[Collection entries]
** Start **

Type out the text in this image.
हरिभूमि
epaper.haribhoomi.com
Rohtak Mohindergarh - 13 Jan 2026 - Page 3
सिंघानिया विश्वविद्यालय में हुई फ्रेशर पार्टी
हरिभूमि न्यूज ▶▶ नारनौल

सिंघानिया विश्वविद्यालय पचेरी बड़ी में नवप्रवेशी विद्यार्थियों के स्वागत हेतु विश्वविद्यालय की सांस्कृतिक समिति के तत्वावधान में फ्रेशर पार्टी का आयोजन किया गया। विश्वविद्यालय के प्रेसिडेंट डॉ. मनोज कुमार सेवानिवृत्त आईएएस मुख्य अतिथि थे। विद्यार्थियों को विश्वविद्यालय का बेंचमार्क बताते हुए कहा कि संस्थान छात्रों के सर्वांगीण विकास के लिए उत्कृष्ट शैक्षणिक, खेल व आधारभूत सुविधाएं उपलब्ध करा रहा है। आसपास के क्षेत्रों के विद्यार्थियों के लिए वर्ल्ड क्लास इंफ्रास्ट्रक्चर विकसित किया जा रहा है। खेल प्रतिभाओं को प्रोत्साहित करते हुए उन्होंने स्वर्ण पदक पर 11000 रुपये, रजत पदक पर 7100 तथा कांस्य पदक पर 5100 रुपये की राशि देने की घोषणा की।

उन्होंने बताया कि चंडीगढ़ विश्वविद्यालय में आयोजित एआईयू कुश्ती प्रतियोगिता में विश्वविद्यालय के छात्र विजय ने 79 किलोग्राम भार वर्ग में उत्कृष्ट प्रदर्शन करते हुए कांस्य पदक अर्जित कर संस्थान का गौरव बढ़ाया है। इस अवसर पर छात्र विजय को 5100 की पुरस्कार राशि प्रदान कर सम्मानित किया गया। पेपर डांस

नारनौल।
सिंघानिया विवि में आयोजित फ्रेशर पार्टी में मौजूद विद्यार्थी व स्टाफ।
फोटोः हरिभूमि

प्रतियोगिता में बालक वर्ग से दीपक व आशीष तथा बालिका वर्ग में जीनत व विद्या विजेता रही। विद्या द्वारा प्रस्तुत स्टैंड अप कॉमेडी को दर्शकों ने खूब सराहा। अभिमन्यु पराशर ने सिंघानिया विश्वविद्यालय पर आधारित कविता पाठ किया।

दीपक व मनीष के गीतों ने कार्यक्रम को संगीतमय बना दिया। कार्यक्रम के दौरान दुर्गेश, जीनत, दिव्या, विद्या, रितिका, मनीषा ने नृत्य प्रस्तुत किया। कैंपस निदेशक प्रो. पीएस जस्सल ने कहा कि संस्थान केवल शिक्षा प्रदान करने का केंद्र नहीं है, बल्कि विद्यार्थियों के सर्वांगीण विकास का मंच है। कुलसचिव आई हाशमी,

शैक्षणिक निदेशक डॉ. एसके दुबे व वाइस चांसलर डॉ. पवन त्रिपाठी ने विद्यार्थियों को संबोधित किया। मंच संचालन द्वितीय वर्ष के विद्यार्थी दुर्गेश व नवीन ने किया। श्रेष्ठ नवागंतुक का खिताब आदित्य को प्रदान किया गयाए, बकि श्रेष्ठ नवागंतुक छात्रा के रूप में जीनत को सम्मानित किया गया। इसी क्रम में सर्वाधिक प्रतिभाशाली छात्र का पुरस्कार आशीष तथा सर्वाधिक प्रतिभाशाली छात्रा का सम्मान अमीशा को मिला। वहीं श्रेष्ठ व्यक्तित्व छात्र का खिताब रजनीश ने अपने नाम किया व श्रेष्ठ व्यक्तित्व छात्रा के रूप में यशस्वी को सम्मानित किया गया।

** End **

Exercise objective: Print the material once more, exactly.

Correct answer:
Type out the text in this image.
हरिभूमि
epaper.haribhoomi.com
Rohtak Mohindergarh - 13 Jan 2026 - Page 3
सिंघानिया विश्वविद्यालय में हुई फ्रेशर पार्टी
हरिभूमि न्यूज ▶▶ नारनौल

सिंघानिया विश्वविद्यालय पचेरी बड़ी में नवप्रवेशी विद्यार्थियों के स्वागत हेतु विश्वविद्यालय की सांस्कृतिक समिति के तत्वावधान में फ्रेशर पार्टी का आयोजन किया गया। विश्वविद्यालय के प्रेसिडेंट डॉ. मनोज कुमार सेवानिवृत्त आईएएस मुख्य अतिथि थे। विद्यार्थियों को विश्वविद्यालय का बेंचमार्क बताते हुए कहा कि संस्थान छात्रों के सर्वांगीण विकास के लिए उत्कृष्ट शैक्षणिक, खेल व आधारभूत सुविधाएं उपलब्ध करा रहा है। आसपास के क्षेत्रों के विद्यार्थियों के लिए वर्ल्ड क्लास इंफ्रास्ट्रक्चर विकसित किया जा रहा है। खेल प्रतिभाओं को प्रोत्साहित करते हुए उन्होंने स्वर्ण पदक पर 11000 रुपये, रजत पदक पर 7100 तथा कांस्य पदक पर 5100 रुपये की राशि देने की घोषणा की।

उन्होंने बताया कि चंडीगढ़ विश्वविद्यालय में आयोजित एआईयू कुश्ती प्रतियोगिता में विश्वविद्यालय के छात्र विजय ने 79 किलोग्राम भार वर्ग में उत्कृष्ट प्रदर्शन करते हुए कांस्य पदक अर्जित कर संस्थान का गौरव बढ़ाया है। इस अवसर पर छात्र विजय को 5100 की पुरस्कार राशि प्रदान कर सम्मानित किया गया। पेपर डांस

नारनौल।
सिंघानिया विवि में आयोजित फ्रेशर पार्टी में मौजूद विद्यार्थी व स्टाफ।
फोटोः हरिभूमि

प्रतियोगिता में बालक वर्ग से दीपक व आशीष तथा बालिका वर्ग में जीनत व विद्या विजेता रही। विद्या द्वारा प्रस्तुत स्टैंड अप कॉमेडी को दर्शकों ने खूब सराहा। अभिमन्यु पराशर ने सिंघानिया विश्वविद्यालय पर आधारित कविता पाठ किया।

दीपक व मनीष के गीतों ने कार्यक्रम को संगीतमय बना दिया। कार्यक्रम के दौरान दुर्गेश, जीनत, दिव्या, विद्या, रितिका, मनीषा ने नृत्य प्रस्तुत किया। कैंपस निदेशक प्रो. पीएस जस्सल ने कहा कि संस्थान केवल शिक्षा प्रदान करने का केंद्र नहीं है, बल्कि विद्यार्थियों के सर्वांगीण विकास का मंच है। कुलसचिव आई हाशमी,

शैक्षणिक निदेशक डॉ. एसके दुबे व वाइस चांसलर डॉ. पवन त्रिपाठी ने विद्यार्थियों को संबोधित किया। मंच संचालन द्वितीय वर्ष के विद्यार्थी दुर्गेश व नवीन ने किया। श्रेष्ठ नवागंतुक का खिताब आदित्य को प्रदान किया गयाए, बकि श्रेष्ठ नवागंतुक छात्रा के रूप में जीनत को सम्मानित किया गया। इसी क्रम में सर्वाधिक प्रतिभाशाली छात्र का पुरस्कार आशीष तथा सर्वाधिक प्रतिभाशाली छात्रा का सम्मान अमीशा को मिला। वहीं श्रेष्ठ व्यक्तित्व छात्र का खिताब रजनीश ने अपने नाम किया व श्रेष्ठ व्यक्तित्व छात्रा के रूप में यशस्वी को सम्मानित किया गया।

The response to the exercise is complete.